** WORK INSTRUCTIONS **
Exclude all pictures, then copy each of the records exactly as written.

** GIVEN ENTRIES **

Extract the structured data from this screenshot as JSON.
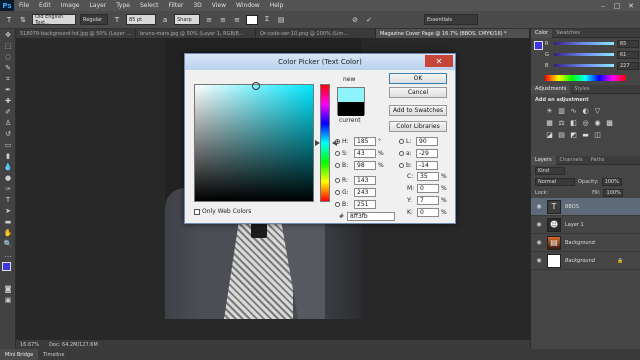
{
  "menubar": {
    "logo": "Ps",
    "items": [
      "File",
      "Edit",
      "Image",
      "Layer",
      "Type",
      "Select",
      "Filter",
      "3D",
      "View",
      "Window",
      "Help"
    ],
    "win_min": "–",
    "win_max": "□",
    "win_close": "✕"
  },
  "options": {
    "font_family": "Old English Text...",
    "font_style": "Regular",
    "font_size": "85 pt",
    "antialias": "Sharp",
    "workspace": "Essentials",
    "text_color": "#ffffff"
  },
  "tabs": [
    {
      "label": "518079-background-hd.jpg @ 50% (Layer ..."
    },
    {
      "label": "bruno-mars.jpg @ 50% (Layer 1, RGB/8..."
    },
    {
      "label": "Qr-code-ver-10.png @ 100% (Lim..."
    },
    {
      "label": "Magazine Cover Page @ 16.7% (BBOS, CMYK/16) *"
    }
  ],
  "status": {
    "zoom": "16.67%",
    "doc": "Doc: 64.2M/127.6M"
  },
  "bottom_tabs": [
    "Mini Bridge",
    "Timeline"
  ],
  "color_panel": {
    "tabs": [
      "Color",
      "Swatches"
    ],
    "r_label": "R",
    "g_label": "G",
    "b_label": "B",
    "r": "65",
    "g": "61",
    "b": "227"
  },
  "adjustments": {
    "tabs": [
      "Adjustments",
      "Styles"
    ],
    "title": "Add an adjustment"
  },
  "layers_panel": {
    "tabs": [
      "Layers",
      "Channels",
      "Paths"
    ],
    "kind": "Kind",
    "blend": "Normal",
    "opacity_label": "Opacity:",
    "opacity": "100%",
    "lock": "Lock:",
    "fill_label": "Fill:",
    "fill": "100%",
    "layers": [
      {
        "name": "BBOS",
        "icon": "T",
        "bg": "#3d3d3d"
      },
      {
        "name": "Layer 1",
        "icon": "☻",
        "bg": "#2b2b2b"
      },
      {
        "name": "Background",
        "icon": "▤",
        "bg": "#8a4a2a"
      },
      {
        "name": "Background",
        "icon": "",
        "bg": "#ffffff"
      }
    ]
  },
  "dialog": {
    "title": "Color Picker (Text Color)",
    "new_label": "new",
    "current_label": "current",
    "ok": "OK",
    "cancel": "Cancel",
    "add_swatches": "Add to Swatches",
    "libraries": "Color Libraries",
    "H": "185",
    "S": "43",
    "Bv": "98",
    "R": "143",
    "G": "243",
    "B": "251",
    "L": "90",
    "a": "-29",
    "b": "-14",
    "C": "35",
    "M": "0",
    "Y": "7",
    "K": "0",
    "hex": "8ff3fb",
    "only_web": "Only Web Colors",
    "deg": "°",
    "pct": "%"
  }
}
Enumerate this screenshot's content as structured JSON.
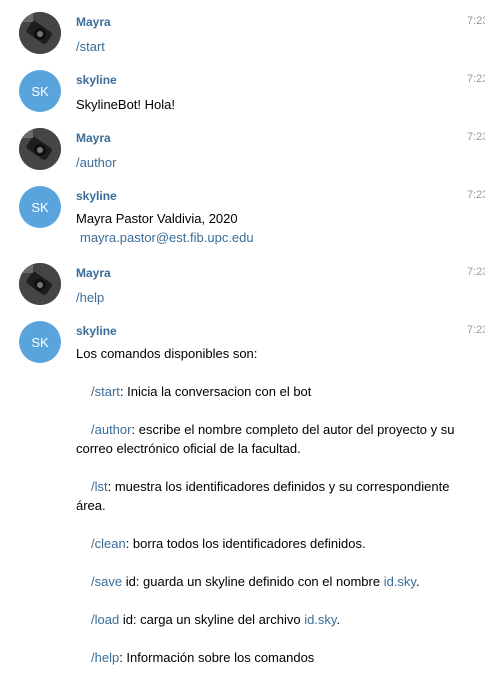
{
  "messages": [
    {
      "sender": "Mayra",
      "time": "7:23",
      "text": "/start"
    },
    {
      "sender": "skyline",
      "avatar": "SK",
      "time": "7:23",
      "text": "SkylineBot! Hola!"
    },
    {
      "sender": "Mayra",
      "time": "7:23",
      "text": "/author"
    },
    {
      "sender": "skyline",
      "avatar": "SK",
      "time": "7:23",
      "line1": "Mayra Pastor Valdivia, 2020",
      "email": "mayra.pastor@est.fib.upc.edu"
    },
    {
      "sender": "Mayra",
      "time": "7:23",
      "text": "/help"
    },
    {
      "sender": "skyline",
      "avatar": "SK",
      "time": "7:23",
      "intro": "Los comandos disponibles son:",
      "commands": [
        {
          "cmd": "/start",
          "desc": ": Inicia la conversacion con el bot"
        },
        {
          "cmd": "/author",
          "desc": ": escribe el nombre completo del autor del proyecto y su correo electrónico oficial de la facultad."
        },
        {
          "cmd": "/lst",
          "desc": ": muestra los identificadores definidos y su correspondiente área."
        },
        {
          "cmd": "/clean",
          "desc": ": borra todos los identificadores definidos."
        },
        {
          "cmd": "/save",
          "desc": " id: guarda un skyline definido con el nombre ",
          "link": "id.sky",
          "after": "."
        },
        {
          "cmd": "/load",
          "desc": " id: carga un skyline del archivo ",
          "link": "id.sky",
          "after": "."
        },
        {
          "cmd": "/help",
          "desc": ": Información sobre los comandos"
        }
      ]
    }
  ],
  "colors": {
    "accent": "#3a6d99",
    "avatar_bg": "#5aa4dd",
    "time": "#999999"
  },
  "icons": {
    "user_avatar": "camera-photo-avatar"
  }
}
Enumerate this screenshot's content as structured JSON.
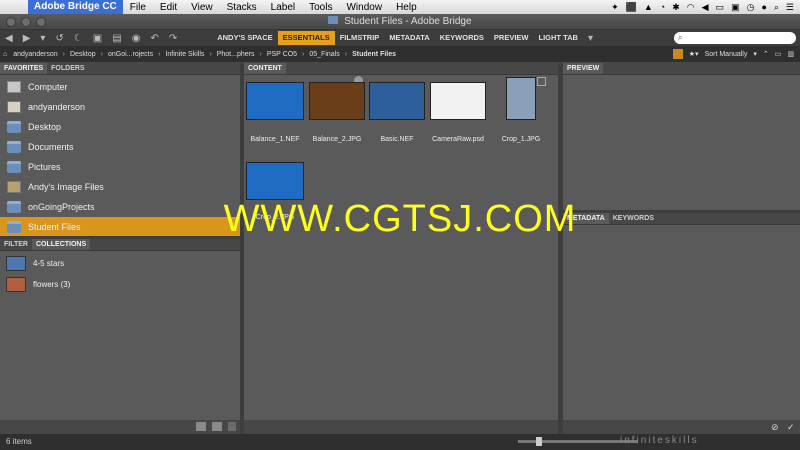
{
  "menubar": {
    "apple": "",
    "app_name": "Adobe Bridge CC",
    "items": [
      "File",
      "Edit",
      "View",
      "Stacks",
      "Label",
      "Tools",
      "Window",
      "Help"
    ]
  },
  "window": {
    "title": "Student Files - Adobe Bridge"
  },
  "workspaces": [
    "ANDY'S SPACE",
    "ESSENTIALS",
    "FILMSTRIP",
    "METADATA",
    "KEYWORDS",
    "PREVIEW",
    "LIGHT TAB"
  ],
  "active_workspace": "ESSENTIALS",
  "search": {
    "placeholder": ""
  },
  "breadcrumb": [
    "andyanderson",
    "Desktop",
    "onGoi...rojects",
    "Infinite Skills",
    "Phot...phers",
    "PSP CO5",
    "05_Finals",
    "Student Files"
  ],
  "sort": {
    "label": "Sort Manually"
  },
  "left_top_tabs": [
    "FAVORITES",
    "FOLDERS"
  ],
  "favorites": [
    {
      "label": "Computer",
      "icon": "computer-icon"
    },
    {
      "label": "andyanderson",
      "icon": "home-icon"
    },
    {
      "label": "Desktop",
      "icon": "folder-icon"
    },
    {
      "label": "Documents",
      "icon": "folder-icon"
    },
    {
      "label": "Pictures",
      "icon": "folder-icon"
    },
    {
      "label": "Andy's Image Files",
      "icon": "user-folder-icon"
    },
    {
      "label": "onGoingProjects",
      "icon": "folder-icon"
    },
    {
      "label": "Student Files",
      "icon": "folder-icon",
      "selected": true
    }
  ],
  "left_bottom_tabs": [
    "FILTER",
    "COLLECTIONS"
  ],
  "collections": [
    {
      "label": "4-5 stars",
      "color": "#4f78b0"
    },
    {
      "label": "flowers (3)",
      "color": "#b06040"
    }
  ],
  "content": {
    "tab": "CONTENT",
    "items": [
      {
        "name": "Balance_1.NEF",
        "color": "#1f6cc4"
      },
      {
        "name": "Balance_2.JPG",
        "color": "#7a4a20"
      },
      {
        "name": "Basic.NEF",
        "color": "#2d5f9a"
      },
      {
        "name": "CameraRaw.psd",
        "color": "#f2f2f2"
      },
      {
        "name": "Crop_1.JPG",
        "color": "#8aa0b8"
      },
      {
        "name": "Crop_2.JPG",
        "color": "#1f6cc4"
      }
    ]
  },
  "preview": {
    "tab": "PREVIEW"
  },
  "metadata_tabs": [
    "METADATA",
    "KEYWORDS"
  ],
  "status": {
    "item_count": "6 items"
  },
  "watermark": "WWW.CGTSJ.COM",
  "watermark2": "infiniteskills"
}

** OUTPUT FOR THIS EXERCISE **
Extract the structured data from this screenshot as JSON.
{
  "menubar": {
    "logo": "Ps",
    "items": [
      "File",
      "Edit",
      "Image",
      "Layer",
      "Type",
      "Select",
      "Filter",
      "3D",
      "View",
      "Window",
      "Help"
    ],
    "win_min": "–",
    "win_max": "□",
    "win_close": "✕"
  },
  "options": {
    "font_family": "Old English Text...",
    "font_style": "Regular",
    "font_size": "85 pt",
    "antialias": "Sharp",
    "workspace": "Essentials",
    "text_color": "#ffffff"
  },
  "tabs": [
    {
      "label": "518079-background-hd.jpg @ 50% (Layer ..."
    },
    {
      "label": "bruno-mars.jpg @ 50% (Layer 1, RGB/8..."
    },
    {
      "label": "Qr-code-ver-10.png @ 100% (Lim..."
    },
    {
      "label": "Magazine Cover Page @ 16.7% (BBOS, CMYK/16) *"
    }
  ],
  "status": {
    "zoom": "16.67%",
    "doc": "Doc: 64.2M/127.6M"
  },
  "bottom_tabs": [
    "Mini Bridge",
    "Timeline"
  ],
  "color_panel": {
    "tabs": [
      "Color",
      "Swatches"
    ],
    "r_label": "R",
    "g_label": "G",
    "b_label": "B",
    "r": "65",
    "g": "61",
    "b": "227"
  },
  "adjustments": {
    "tabs": [
      "Adjustments",
      "Styles"
    ],
    "title": "Add an adjustment"
  },
  "layers_panel": {
    "tabs": [
      "Layers",
      "Channels",
      "Paths"
    ],
    "kind": "Kind",
    "blend": "Normal",
    "opacity_label": "Opacity:",
    "opacity": "100%",
    "lock": "Lock:",
    "fill_label": "Fill:",
    "fill": "100%",
    "layers": [
      {
        "name": "BBOS",
        "icon": "T",
        "bg": "#3d3d3d"
      },
      {
        "name": "Layer 1",
        "icon": "☻",
        "bg": "#2b2b2b"
      },
      {
        "name": "Background",
        "icon": "▤",
        "bg": "#8a4a2a"
      },
      {
        "name": "Background",
        "icon": "",
        "bg": "#ffffff"
      }
    ]
  },
  "dialog": {
    "title": "Color Picker (Text Color)",
    "new_label": "new",
    "current_label": "current",
    "ok": "OK",
    "cancel": "Cancel",
    "add_swatches": "Add to Swatches",
    "libraries": "Color Libraries",
    "H": "185",
    "S": "43",
    "Bv": "98",
    "R": "143",
    "G": "243",
    "B": "251",
    "L": "90",
    "a": "-29",
    "b": "-14",
    "C": "35",
    "M": "0",
    "Y": "7",
    "K": "0",
    "hex": "8ff3fb",
    "only_web": "Only Web Colors",
    "deg": "°",
    "pct": "%"
  }
}
Enumerate this screenshot's content as structured JSON.
{
  "messages": [
    {
      "sender": "Mayra",
      "time": "7:23",
      "text": "/start"
    },
    {
      "sender": "skyline",
      "avatar": "SK",
      "time": "7:23",
      "text": "SkylineBot! Hola!"
    },
    {
      "sender": "Mayra",
      "time": "7:23",
      "text": "/author"
    },
    {
      "sender": "skyline",
      "avatar": "SK",
      "time": "7:23",
      "line1": "Mayra Pastor Valdivia, 2020",
      "email": "mayra.pastor@est.fib.upc.edu"
    },
    {
      "sender": "Mayra",
      "time": "7:23",
      "text": "/help"
    },
    {
      "sender": "skyline",
      "avatar": "SK",
      "time": "7:23",
      "intro": "Los comandos disponibles son:",
      "commands": [
        {
          "cmd": "/start",
          "desc": ": Inicia la conversacion con el bot"
        },
        {
          "cmd": "/author",
          "desc": ": escribe el nombre completo del autor del proyecto y su correo electrónico oficial de la facultad."
        },
        {
          "cmd": "/lst",
          "desc": ": muestra los identificadores definidos y su correspondiente área."
        },
        {
          "cmd": "/clean",
          "desc": ": borra todos los identificadores definidos."
        },
        {
          "cmd": "/save",
          "desc": " id: guarda un skyline definido con el nombre ",
          "link": "id.sky",
          "after": "."
        },
        {
          "cmd": "/load",
          "desc": " id: carga un skyline del archivo ",
          "link": "id.sky",
          "after": "."
        },
        {
          "cmd": "/help",
          "desc": ": Información sobre los comandos"
        }
      ]
    }
  ],
  "colors": {
    "accent": "#3a6d99",
    "avatar_bg": "#5aa4dd",
    "time": "#999999"
  },
  "icons": {
    "user_avatar": "camera-photo-avatar"
  }
}
Enumerate this screenshot's content as structured JSON.
{
  "menubar": {
    "apple": "",
    "app_name": "Adobe Bridge CC",
    "items": [
      "File",
      "Edit",
      "View",
      "Stacks",
      "Label",
      "Tools",
      "Window",
      "Help"
    ]
  },
  "window": {
    "title": "Student Files - Adobe Bridge"
  },
  "workspaces": [
    "ANDY'S SPACE",
    "ESSENTIALS",
    "FILMSTRIP",
    "METADATA",
    "KEYWORDS",
    "PREVIEW",
    "LIGHT TAB"
  ],
  "active_workspace": "ESSENTIALS",
  "search": {
    "placeholder": ""
  },
  "breadcrumb": [
    "andyanderson",
    "Desktop",
    "onGoi...rojects",
    "Infinite Skills",
    "Phot...phers",
    "PSP CO5",
    "05_Finals",
    "Student Files"
  ],
  "sort": {
    "label": "Sort Manually"
  },
  "left_top_tabs": [
    "FAVORITES",
    "FOLDERS"
  ],
  "favorites": [
    {
      "label": "Computer",
      "icon": "computer-icon"
    },
    {
      "label": "andyanderson",
      "icon": "home-icon"
    },
    {
      "label": "Desktop",
      "icon": "folder-icon"
    },
    {
      "label": "Documents",
      "icon": "folder-icon"
    },
    {
      "label": "Pictures",
      "icon": "folder-icon"
    },
    {
      "label": "Andy's Image Files",
      "icon": "user-folder-icon"
    },
    {
      "label": "onGoingProjects",
      "icon": "folder-icon"
    },
    {
      "label": "Student Files",
      "icon": "folder-icon",
      "selected": true
    }
  ],
  "left_bottom_tabs": [
    "FILTER",
    "COLLECTIONS"
  ],
  "collections": [
    {
      "label": "4-5 stars",
      "color": "#4f78b0"
    },
    {
      "label": "flowers (3)",
      "color": "#b06040"
    }
  ],
  "content": {
    "tab": "CONTENT",
    "items": [
      {
        "name": "Balance_1.NEF",
        "color": "#1f6cc4"
      },
      {
        "name": "Balance_2.JPG",
        "color": "#7a4a20"
      },
      {
        "name": "Basic.NEF",
        "color": "#2d5f9a"
      },
      {
        "name": "CameraRaw.psd",
        "color": "#f2f2f2"
      },
      {
        "name": "Crop_1.JPG",
        "color": "#8aa0b8"
      },
      {
        "name": "Crop_2.JPG",
        "color": "#1f6cc4"
      }
    ]
  },
  "preview": {
    "tab": "PREVIEW"
  },
  "metadata_tabs": [
    "METADATA",
    "KEYWORDS"
  ],
  "status": {
    "item_count": "6 items"
  },
  "watermark": "WWW.CGTSJ.COM",
  "watermark2": "infiniteskills"
}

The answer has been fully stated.